> **AIM**
Could you extract every entry below and reproduce it exactly?

> **EXERCISE INPUTS**
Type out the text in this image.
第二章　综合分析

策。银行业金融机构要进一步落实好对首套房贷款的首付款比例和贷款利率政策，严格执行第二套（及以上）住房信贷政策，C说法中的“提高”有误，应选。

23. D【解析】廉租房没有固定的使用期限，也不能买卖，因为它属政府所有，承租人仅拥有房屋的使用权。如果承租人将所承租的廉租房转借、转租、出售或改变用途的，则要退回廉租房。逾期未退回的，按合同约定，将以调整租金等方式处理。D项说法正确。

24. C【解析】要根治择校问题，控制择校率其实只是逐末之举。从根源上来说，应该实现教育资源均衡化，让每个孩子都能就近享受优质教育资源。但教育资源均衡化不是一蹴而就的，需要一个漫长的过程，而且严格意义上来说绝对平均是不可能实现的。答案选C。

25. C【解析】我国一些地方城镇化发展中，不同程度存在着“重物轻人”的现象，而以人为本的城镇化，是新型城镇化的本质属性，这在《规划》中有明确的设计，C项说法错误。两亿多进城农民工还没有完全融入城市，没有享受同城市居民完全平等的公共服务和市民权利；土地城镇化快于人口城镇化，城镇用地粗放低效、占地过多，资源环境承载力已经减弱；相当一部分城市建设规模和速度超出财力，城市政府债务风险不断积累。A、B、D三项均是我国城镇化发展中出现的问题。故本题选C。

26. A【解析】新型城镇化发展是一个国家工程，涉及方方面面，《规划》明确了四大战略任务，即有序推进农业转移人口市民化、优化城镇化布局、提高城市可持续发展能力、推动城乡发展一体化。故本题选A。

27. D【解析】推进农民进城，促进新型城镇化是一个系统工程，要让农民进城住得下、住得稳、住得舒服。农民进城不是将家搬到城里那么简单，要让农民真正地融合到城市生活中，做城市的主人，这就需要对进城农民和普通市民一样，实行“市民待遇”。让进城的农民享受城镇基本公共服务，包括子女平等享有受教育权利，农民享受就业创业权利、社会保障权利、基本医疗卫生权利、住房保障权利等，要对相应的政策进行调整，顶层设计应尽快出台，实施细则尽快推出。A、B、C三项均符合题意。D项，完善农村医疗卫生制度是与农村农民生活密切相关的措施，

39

> **REPLY**
Type out the text in this image.
第二章　综合分析

策。银行业金融机构要进一步落实好对首套房贷款的首付款比例和贷款利率政策，严格执行第二套（及以上）住房信贷政策，C说法中的“提高”有误，应选。

23. D【解析】廉租房没有固定的使用期限，也不能买卖，因为它属政府所有，承租人仅拥有房屋的使用权。如果承租人将所承租的廉租房转借、转租、出售或改变用途的，则要退回廉租房。逾期未退回的，按合同约定，将以调整租金等方式处理。D项说法正确。

24. C【解析】要根治择校问题，控制择校率其实只是逐末之举。从根源上来说，应该实现教育资源均衡化，让每个孩子都能就近享受优质教育资源。但教育资源均衡化不是一蹴而就的，需要一个漫长的过程，而且严格意义上来说绝对平均是不可能实现的。答案选C。

25. C【解析】我国一些地方城镇化发展中，不同程度存在着“重物轻人”的现象，而以人为本的城镇化，是新型城镇化的本质属性，这在《规划》中有明确的设计，C项说法错误。两亿多进城农民工还没有完全融入城市，没有享受同城市居民完全平等的公共服务和市民权利；土地城镇化快于人口城镇化，城镇用地粗放低效、占地过多，资源环境承载力已经减弱；相当一部分城市建设规模和速度超出财力，城市政府债务风险不断积累。A、B、D三项均是我国城镇化发展中出现的问题。故本题选C。

26. A【解析】新型城镇化发展是一个国家工程，涉及方方面面，《规划》明确了四大战略任务，即有序推进农业转移人口市民化、优化城镇化布局、提高城市可持续发展能力、推动城乡发展一体化。故本题选A。

27. D【解析】推进农民进城，促进新型城镇化是一个系统工程，要让农民进城住得下、住得稳、住得舒服。农民进城不是将家搬到城里那么简单，要让农民真正地融合到城市生活中，做城市的主人，这就需要对进城农民和普通市民一样，实行“市民待遇”。让进城的农民享受城镇基本公共服务，包括子女平等享有受教育权利，农民享受就业创业权利、社会保障权利、基本医疗卫生权利、住房保障权利等，要对相应的政策进行调整，顶层设计应尽快出台，实施细则尽快推出。A、B、C三项均符合题意。D项，完善农村医疗卫生制度是与农村农民生活密切相关的措施，

39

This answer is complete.